Stored data:
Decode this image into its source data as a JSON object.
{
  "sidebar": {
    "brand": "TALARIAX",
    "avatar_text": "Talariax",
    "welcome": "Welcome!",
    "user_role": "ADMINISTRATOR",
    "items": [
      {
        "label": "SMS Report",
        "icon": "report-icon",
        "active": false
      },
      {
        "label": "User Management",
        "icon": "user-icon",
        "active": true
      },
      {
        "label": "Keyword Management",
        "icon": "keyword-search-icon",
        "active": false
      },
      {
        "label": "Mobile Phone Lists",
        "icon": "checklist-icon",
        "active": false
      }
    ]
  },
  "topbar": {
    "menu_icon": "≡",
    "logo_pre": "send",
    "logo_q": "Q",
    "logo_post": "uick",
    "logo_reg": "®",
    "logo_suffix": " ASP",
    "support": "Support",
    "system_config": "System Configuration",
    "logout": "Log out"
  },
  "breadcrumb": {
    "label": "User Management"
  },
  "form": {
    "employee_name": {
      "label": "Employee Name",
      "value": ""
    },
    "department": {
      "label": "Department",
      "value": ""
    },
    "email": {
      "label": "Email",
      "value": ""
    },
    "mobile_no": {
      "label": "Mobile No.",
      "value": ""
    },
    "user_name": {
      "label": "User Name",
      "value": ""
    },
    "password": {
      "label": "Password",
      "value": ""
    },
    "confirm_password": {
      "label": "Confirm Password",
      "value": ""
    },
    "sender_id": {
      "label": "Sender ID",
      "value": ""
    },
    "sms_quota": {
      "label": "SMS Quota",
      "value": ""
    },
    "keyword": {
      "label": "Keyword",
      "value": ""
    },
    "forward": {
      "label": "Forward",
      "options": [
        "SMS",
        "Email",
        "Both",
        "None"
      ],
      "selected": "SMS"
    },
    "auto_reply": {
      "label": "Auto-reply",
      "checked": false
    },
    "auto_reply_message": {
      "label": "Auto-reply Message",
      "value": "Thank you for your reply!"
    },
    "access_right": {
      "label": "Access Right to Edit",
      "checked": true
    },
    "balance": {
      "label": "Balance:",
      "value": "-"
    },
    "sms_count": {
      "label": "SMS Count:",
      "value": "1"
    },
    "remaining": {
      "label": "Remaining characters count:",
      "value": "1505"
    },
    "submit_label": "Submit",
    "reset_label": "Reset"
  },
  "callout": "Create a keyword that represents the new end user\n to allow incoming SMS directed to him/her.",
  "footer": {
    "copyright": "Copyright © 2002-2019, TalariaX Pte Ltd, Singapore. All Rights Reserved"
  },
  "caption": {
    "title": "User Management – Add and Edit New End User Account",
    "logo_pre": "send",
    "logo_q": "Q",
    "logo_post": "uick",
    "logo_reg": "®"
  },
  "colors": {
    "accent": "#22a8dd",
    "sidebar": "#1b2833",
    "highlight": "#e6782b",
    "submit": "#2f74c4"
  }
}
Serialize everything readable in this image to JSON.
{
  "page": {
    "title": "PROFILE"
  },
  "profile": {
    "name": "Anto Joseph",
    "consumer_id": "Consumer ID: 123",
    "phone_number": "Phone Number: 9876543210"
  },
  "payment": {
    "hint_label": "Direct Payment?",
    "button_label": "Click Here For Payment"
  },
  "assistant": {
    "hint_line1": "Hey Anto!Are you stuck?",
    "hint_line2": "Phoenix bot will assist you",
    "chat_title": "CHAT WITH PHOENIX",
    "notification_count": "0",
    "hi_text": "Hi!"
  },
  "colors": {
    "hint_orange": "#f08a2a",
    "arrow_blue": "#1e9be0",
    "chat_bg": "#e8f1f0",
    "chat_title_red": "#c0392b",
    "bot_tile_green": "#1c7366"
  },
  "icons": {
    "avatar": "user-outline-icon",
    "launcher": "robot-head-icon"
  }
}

WHAT IS REQUIRED: Transcribe the entire listing above precisely.

RESPONSE TO THE TASK:
Decode this image into its source data as a JSON object.
{
  "sidebar": {
    "brand": "TALARIAX",
    "avatar_text": "Talariax",
    "welcome": "Welcome!",
    "user_role": "ADMINISTRATOR",
    "items": [
      {
        "label": "SMS Report",
        "icon": "report-icon",
        "active": false
      },
      {
        "label": "User Management",
        "icon": "user-icon",
        "active": true
      },
      {
        "label": "Keyword Management",
        "icon": "keyword-search-icon",
        "active": false
      },
      {
        "label": "Mobile Phone Lists",
        "icon": "checklist-icon",
        "active": false
      }
    ]
  },
  "topbar": {
    "menu_icon": "≡",
    "logo_pre": "send",
    "logo_q": "Q",
    "logo_post": "uick",
    "logo_reg": "®",
    "logo_suffix": " ASP",
    "support": "Support",
    "system_config": "System Configuration",
    "logout": "Log out"
  },
  "breadcrumb": {
    "label": "User Management"
  },
  "form": {
    "employee_name": {
      "label": "Employee Name",
      "value": ""
    },
    "department": {
      "label": "Department",
      "value": ""
    },
    "email": {
      "label": "Email",
      "value": ""
    },
    "mobile_no": {
      "label": "Mobile No.",
      "value": ""
    },
    "user_name": {
      "label": "User Name",
      "value": ""
    },
    "password": {
      "label": "Password",
      "value": ""
    },
    "confirm_password": {
      "label": "Confirm Password",
      "value": ""
    },
    "sender_id": {
      "label": "Sender ID",
      "value": ""
    },
    "sms_quota": {
      "label": "SMS Quota",
      "value": ""
    },
    "keyword": {
      "label": "Keyword",
      "value": ""
    },
    "forward": {
      "label": "Forward",
      "options": [
        "SMS",
        "Email",
        "Both",
        "None"
      ],
      "selected": "SMS"
    },
    "auto_reply": {
      "label": "Auto-reply",
      "checked": false
    },
    "auto_reply_message": {
      "label": "Auto-reply Message",
      "value": "Thank you for your reply!"
    },
    "access_right": {
      "label": "Access Right to Edit",
      "checked": true
    },
    "balance": {
      "label": "Balance:",
      "value": "-"
    },
    "sms_count": {
      "label": "SMS Count:",
      "value": "1"
    },
    "remaining": {
      "label": "Remaining characters count:",
      "value": "1505"
    },
    "submit_label": "Submit",
    "reset_label": "Reset"
  },
  "callout": "Create a keyword that represents the new end user\n to allow incoming SMS directed to him/her.",
  "footer": {
    "copyright": "Copyright © 2002-2019, TalariaX Pte Ltd, Singapore. All Rights Reserved"
  },
  "caption": {
    "title": "User Management – Add and Edit New End User Account",
    "logo_pre": "send",
    "logo_q": "Q",
    "logo_post": "uick",
    "logo_reg": "®"
  },
  "colors": {
    "accent": "#22a8dd",
    "sidebar": "#1b2833",
    "highlight": "#e6782b",
    "submit": "#2f74c4"
  }
}
Serialize everything readable in this image to JSON.
{
  "page": {
    "title": "PROFILE"
  },
  "profile": {
    "name": "Anto Joseph",
    "consumer_id": "Consumer ID: 123",
    "phone_number": "Phone Number: 9876543210"
  },
  "payment": {
    "hint_label": "Direct Payment?",
    "button_label": "Click Here For Payment"
  },
  "assistant": {
    "hint_line1": "Hey Anto!Are you stuck?",
    "hint_line2": "Phoenix bot will assist you",
    "chat_title": "CHAT WITH PHOENIX",
    "notification_count": "0",
    "hi_text": "Hi!"
  },
  "colors": {
    "hint_orange": "#f08a2a",
    "arrow_blue": "#1e9be0",
    "chat_bg": "#e8f1f0",
    "chat_title_red": "#c0392b",
    "bot_tile_green": "#1c7366"
  },
  "icons": {
    "avatar": "user-outline-icon",
    "launcher": "robot-head-icon"
  }
}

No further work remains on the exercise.